** Begin **
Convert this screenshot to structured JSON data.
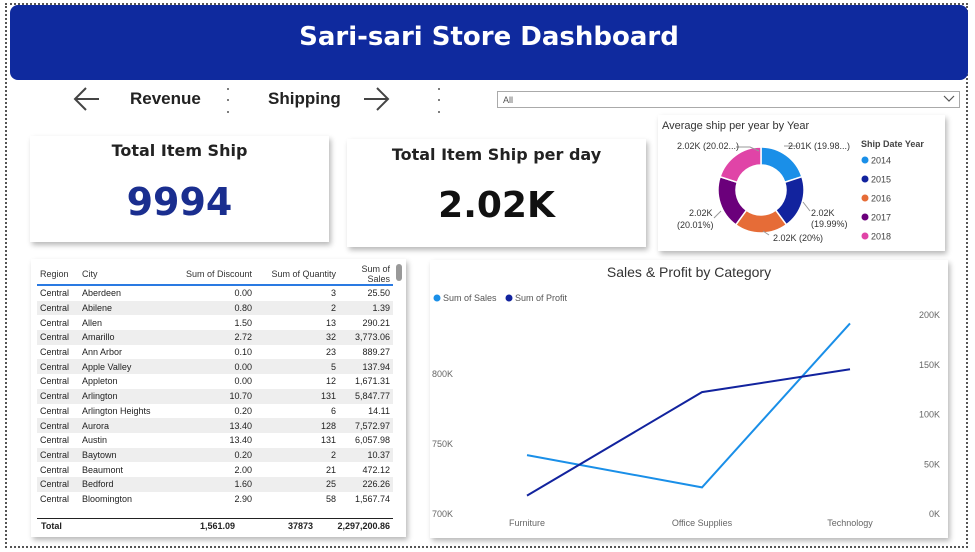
{
  "header": {
    "title": "Sari-sari Store Dashboard"
  },
  "nav": {
    "revenue_label": "Revenue",
    "shipping_label": "Shipping",
    "back_icon": "arrow-left-icon",
    "forward_icon": "arrow-right-icon"
  },
  "filter": {
    "value": "All"
  },
  "kpi_total": {
    "title": "Total Item Ship",
    "value": "9994",
    "color": "#1a2e8f"
  },
  "kpi_per_day": {
    "title": "Total Item Ship per day",
    "value": "2.02K"
  },
  "donut": {
    "title": "Average ship per year by Year",
    "legend_title": "Ship Date Year",
    "labels": [
      "2.01K (19.98...)",
      "2.02K",
      "(19.99%)",
      "2.02K (20%)",
      "2.02K",
      "(20.01%)",
      "2.02K (20.02...)"
    ],
    "chart_data": {
      "type": "pie",
      "categories": [
        "2014",
        "2015",
        "2016",
        "2017",
        "2018"
      ],
      "values": [
        19.98,
        19.99,
        20.0,
        20.01,
        20.02
      ],
      "colors": [
        "#1a8fe8",
        "#12239e",
        "#e66c37",
        "#6b007b",
        "#e044a7"
      ]
    }
  },
  "table": {
    "headers": [
      "Region",
      "City",
      "Sum of Discount",
      "Sum of Quantity",
      "Sum of Sales"
    ],
    "rows": [
      [
        "Central",
        "Aberdeen",
        "0.00",
        "3",
        "25.50"
      ],
      [
        "Central",
        "Abilene",
        "0.80",
        "2",
        "1.39"
      ],
      [
        "Central",
        "Allen",
        "1.50",
        "13",
        "290.21"
      ],
      [
        "Central",
        "Amarillo",
        "2.72",
        "32",
        "3,773.06"
      ],
      [
        "Central",
        "Ann Arbor",
        "0.10",
        "23",
        "889.27"
      ],
      [
        "Central",
        "Apple Valley",
        "0.00",
        "5",
        "137.94"
      ],
      [
        "Central",
        "Appleton",
        "0.00",
        "12",
        "1,671.31"
      ],
      [
        "Central",
        "Arlington",
        "10.70",
        "131",
        "5,847.77"
      ],
      [
        "Central",
        "Arlington Heights",
        "0.20",
        "6",
        "14.11"
      ],
      [
        "Central",
        "Aurora",
        "13.40",
        "128",
        "7,572.97"
      ],
      [
        "Central",
        "Austin",
        "13.40",
        "131",
        "6,057.98"
      ],
      [
        "Central",
        "Baytown",
        "0.20",
        "2",
        "10.37"
      ],
      [
        "Central",
        "Beaumont",
        "2.00",
        "21",
        "472.12"
      ],
      [
        "Central",
        "Bedford",
        "1.60",
        "25",
        "226.26"
      ],
      [
        "Central",
        "Bloomington",
        "2.90",
        "58",
        "1,567.74"
      ]
    ],
    "total": {
      "label": "Total",
      "discount": "1,561.09",
      "quantity": "37873",
      "sales": "2,297,200.86"
    }
  },
  "line_chart": {
    "title": "Sales & Profit by Category",
    "legend": [
      "Sum of Sales",
      "Sum of Profit"
    ],
    "y_left_ticks": [
      "800K",
      "750K",
      "700K"
    ],
    "y_right_ticks": [
      "200K",
      "150K",
      "100K",
      "50K",
      "0K"
    ],
    "chart_data": {
      "type": "line",
      "categories": [
        "Furniture",
        "Office Supplies",
        "Technology"
      ],
      "series": [
        {
          "name": "Sum of Sales",
          "axis": "left",
          "values": [
            742000,
            719000,
            836000
          ],
          "color": "#1a8fe8"
        },
        {
          "name": "Sum of Profit",
          "axis": "right",
          "values": [
            18450,
            122491,
            145455
          ],
          "color": "#12239e"
        }
      ],
      "ylim_left": [
        700000,
        842000
      ],
      "ylim_right": [
        0,
        200000
      ]
    }
  }
}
** End **
**REQUEST**:
Identify the lines that contain the string "Year", and copy every one of them.

**CORRECT ANSWER**:
    "title": "Average ship per year by Year",
    "legend_title": "Ship Date Year",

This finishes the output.